**Set problem**
The entries below should be transcribed in their entirety, exactly as written.

───── Records supplied ─────

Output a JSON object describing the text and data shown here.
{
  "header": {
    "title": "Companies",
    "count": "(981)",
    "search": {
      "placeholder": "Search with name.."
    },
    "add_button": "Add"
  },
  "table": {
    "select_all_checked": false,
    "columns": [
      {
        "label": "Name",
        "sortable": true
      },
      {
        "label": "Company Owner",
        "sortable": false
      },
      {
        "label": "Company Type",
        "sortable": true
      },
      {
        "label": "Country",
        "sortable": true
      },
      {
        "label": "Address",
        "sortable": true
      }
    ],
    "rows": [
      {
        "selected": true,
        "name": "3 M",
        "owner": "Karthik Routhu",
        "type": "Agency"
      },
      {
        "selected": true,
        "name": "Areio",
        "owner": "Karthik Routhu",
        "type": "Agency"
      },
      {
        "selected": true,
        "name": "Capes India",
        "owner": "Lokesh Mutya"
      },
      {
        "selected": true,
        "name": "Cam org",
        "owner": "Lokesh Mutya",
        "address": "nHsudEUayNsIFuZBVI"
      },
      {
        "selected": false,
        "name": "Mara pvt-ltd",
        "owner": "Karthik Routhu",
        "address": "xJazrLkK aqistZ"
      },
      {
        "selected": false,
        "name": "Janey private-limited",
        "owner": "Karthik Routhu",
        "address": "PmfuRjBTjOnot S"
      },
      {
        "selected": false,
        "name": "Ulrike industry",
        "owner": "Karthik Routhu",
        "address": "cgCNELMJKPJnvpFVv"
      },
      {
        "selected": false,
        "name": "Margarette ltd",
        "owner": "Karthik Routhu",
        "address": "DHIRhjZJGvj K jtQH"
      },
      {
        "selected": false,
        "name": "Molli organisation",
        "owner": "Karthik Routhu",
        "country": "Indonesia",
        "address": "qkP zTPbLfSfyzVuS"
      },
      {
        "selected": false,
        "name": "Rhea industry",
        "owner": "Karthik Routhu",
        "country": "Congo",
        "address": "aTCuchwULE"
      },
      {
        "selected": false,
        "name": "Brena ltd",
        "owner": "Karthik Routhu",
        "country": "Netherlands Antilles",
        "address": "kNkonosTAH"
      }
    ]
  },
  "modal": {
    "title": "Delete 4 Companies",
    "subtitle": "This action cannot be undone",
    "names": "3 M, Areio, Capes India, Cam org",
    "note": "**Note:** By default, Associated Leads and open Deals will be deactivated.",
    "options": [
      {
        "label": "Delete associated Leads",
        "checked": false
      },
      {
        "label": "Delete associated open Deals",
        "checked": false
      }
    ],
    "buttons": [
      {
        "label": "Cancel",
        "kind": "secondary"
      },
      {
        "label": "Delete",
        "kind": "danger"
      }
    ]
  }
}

─────

**Completed exercise**
Output a JSON object describing the text and data shown here.
{
  "header": {
    "title": "Companies",
    "count": "(981)",
    "search": {
      "placeholder": "Search with name.."
    },
    "add_button": "Add"
  },
  "table": {
    "select_all_checked": false,
    "columns": [
      {
        "label": "Name",
        "sortable": true
      },
      {
        "label": "Company Owner",
        "sortable": false
      },
      {
        "label": "Company Type",
        "sortable": true
      },
      {
        "label": "Country",
        "sortable": true
      },
      {
        "label": "Address",
        "sortable": true
      }
    ],
    "rows": [
      {
        "selected": true,
        "name": "3 M",
        "owner": "Karthik Routhu",
        "type": "Agency"
      },
      {
        "selected": true,
        "name": "Areio",
        "owner": "Karthik Routhu",
        "type": "Agency"
      },
      {
        "selected": true,
        "name": "Capes India",
        "owner": "Lokesh Mutya"
      },
      {
        "selected": true,
        "name": "Cam org",
        "owner": "Lokesh Mutya",
        "address": "nHsudEUayNsIFuZBVI"
      },
      {
        "selected": false,
        "name": "Mara pvt-ltd",
        "owner": "Karthik Routhu",
        "address": "xJazrLkK aqistZ"
      },
      {
        "selected": false,
        "name": "Janey private-limited",
        "owner": "Karthik Routhu",
        "address": "PmfuRjBTjOnot S"
      },
      {
        "selected": false,
        "name": "Ulrike industry",
        "owner": "Karthik Routhu",
        "address": "cgCNELMJKPJnvpFVv"
      },
      {
        "selected": false,
        "name": "Margarette ltd",
        "owner": "Karthik Routhu",
        "address": "DHIRhjZJGvj K jtQH"
      },
      {
        "selected": false,
        "name": "Molli organisation",
        "owner": "Karthik Routhu",
        "country": "Indonesia",
        "address": "qkP zTPbLfSfyzVuS"
      },
      {
        "selected": false,
        "name": "Rhea industry",
        "owner": "Karthik Routhu",
        "country": "Congo",
        "address": "aTCuchwULE"
      },
      {
        "selected": false,
        "name": "Brena ltd",
        "owner": "Karthik Routhu",
        "country": "Netherlands Antilles",
        "address": "kNkonosTAH"
      }
    ]
  },
  "modal": {
    "title": "Delete 4 Companies",
    "subtitle": "This action cannot be undone",
    "names": "3 M, Areio, Capes India, Cam org",
    "note": "**Note:** By default, Associated Leads and open Deals will be deactivated.",
    "options": [
      {
        "label": "Delete associated Leads",
        "checked": false
      },
      {
        "label": "Delete associated open Deals",
        "checked": false
      }
    ],
    "buttons": [
      {
        "label": "Cancel",
        "kind": "secondary"
      },
      {
        "label": "Delete",
        "kind": "danger"
      }
    ]
  }
}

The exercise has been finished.